Brief: Transcribe each line of the records below exactly, excluding any embedded images.

Begin Given information

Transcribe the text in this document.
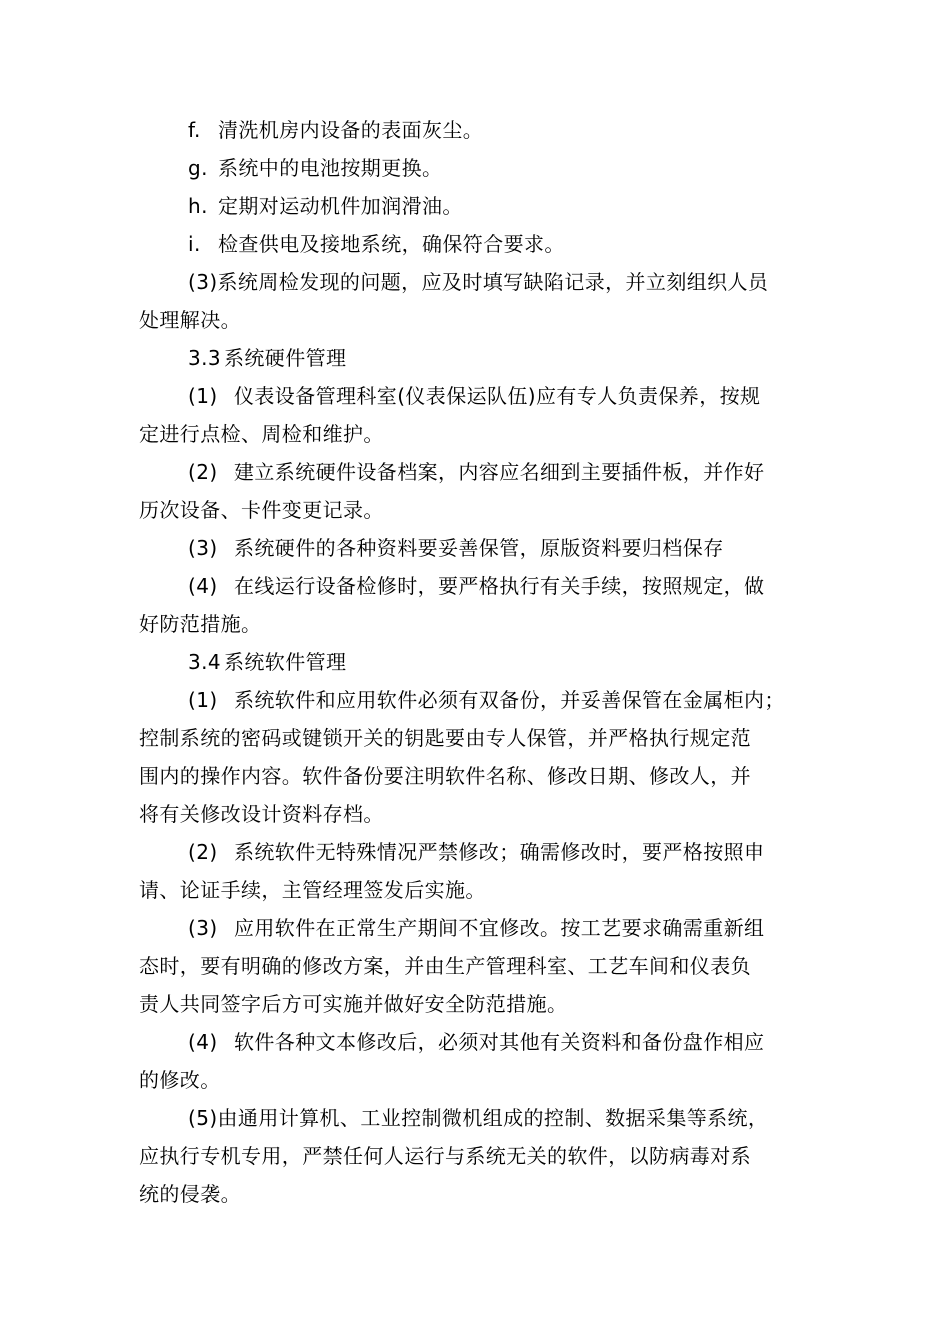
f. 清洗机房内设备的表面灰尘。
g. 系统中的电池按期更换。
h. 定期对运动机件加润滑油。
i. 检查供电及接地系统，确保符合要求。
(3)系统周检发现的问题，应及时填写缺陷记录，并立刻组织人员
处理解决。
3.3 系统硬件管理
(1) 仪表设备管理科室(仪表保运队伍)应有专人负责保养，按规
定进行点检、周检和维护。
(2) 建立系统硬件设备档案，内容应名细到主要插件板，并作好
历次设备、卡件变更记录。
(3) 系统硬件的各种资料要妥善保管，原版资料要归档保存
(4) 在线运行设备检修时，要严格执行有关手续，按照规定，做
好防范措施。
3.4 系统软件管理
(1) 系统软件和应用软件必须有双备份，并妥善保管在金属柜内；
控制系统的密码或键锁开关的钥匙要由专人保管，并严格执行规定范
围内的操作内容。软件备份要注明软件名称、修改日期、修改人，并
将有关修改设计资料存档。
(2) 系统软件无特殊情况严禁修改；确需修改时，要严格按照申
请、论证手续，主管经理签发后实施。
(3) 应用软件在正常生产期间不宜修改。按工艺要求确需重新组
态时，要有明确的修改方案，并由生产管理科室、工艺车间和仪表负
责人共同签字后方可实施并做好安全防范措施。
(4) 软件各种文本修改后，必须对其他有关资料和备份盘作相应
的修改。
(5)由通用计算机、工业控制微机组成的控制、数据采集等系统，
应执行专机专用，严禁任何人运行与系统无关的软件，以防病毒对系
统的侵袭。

End Given information

Written solution:
Transcribe the text in this document.
f. 清洗机房内设备的表面灰尘。
g. 系统中的电池按期更换。
h. 定期对运动机件加润滑油。
i. 检查供电及接地系统，确保符合要求。
(3)系统周检发现的问题，应及时填写缺陷记录，并立刻组织人员
处理解决。
3.3 系统硬件管理
(1) 仪表设备管理科室(仪表保运队伍)应有专人负责保养，按规
定进行点检、周检和维护。
(2) 建立系统硬件设备档案，内容应名细到主要插件板，并作好
历次设备、卡件变更记录。
(3) 系统硬件的各种资料要妥善保管，原版资料要归档保存
(4) 在线运行设备检修时，要严格执行有关手续，按照规定，做
好防范措施。
3.4 系统软件管理
(1) 系统软件和应用软件必须有双备份，并妥善保管在金属柜内；
控制系统的密码或键锁开关的钥匙要由专人保管，并严格执行规定范
围内的操作内容。软件备份要注明软件名称、修改日期、修改人，并
将有关修改设计资料存档。
(2) 系统软件无特殊情况严禁修改；确需修改时，要严格按照申
请、论证手续，主管经理签发后实施。
(3) 应用软件在正常生产期间不宜修改。按工艺要求确需重新组
态时，要有明确的修改方案，并由生产管理科室、工艺车间和仪表负
责人共同签字后方可实施并做好安全防范措施。
(4) 软件各种文本修改后，必须对其他有关资料和备份盘作相应
的修改。
(5)由通用计算机、工业控制微机组成的控制、数据采集等系统，
应执行专机专用，严禁任何人运行与系统无关的软件，以防病毒对系
统的侵袭。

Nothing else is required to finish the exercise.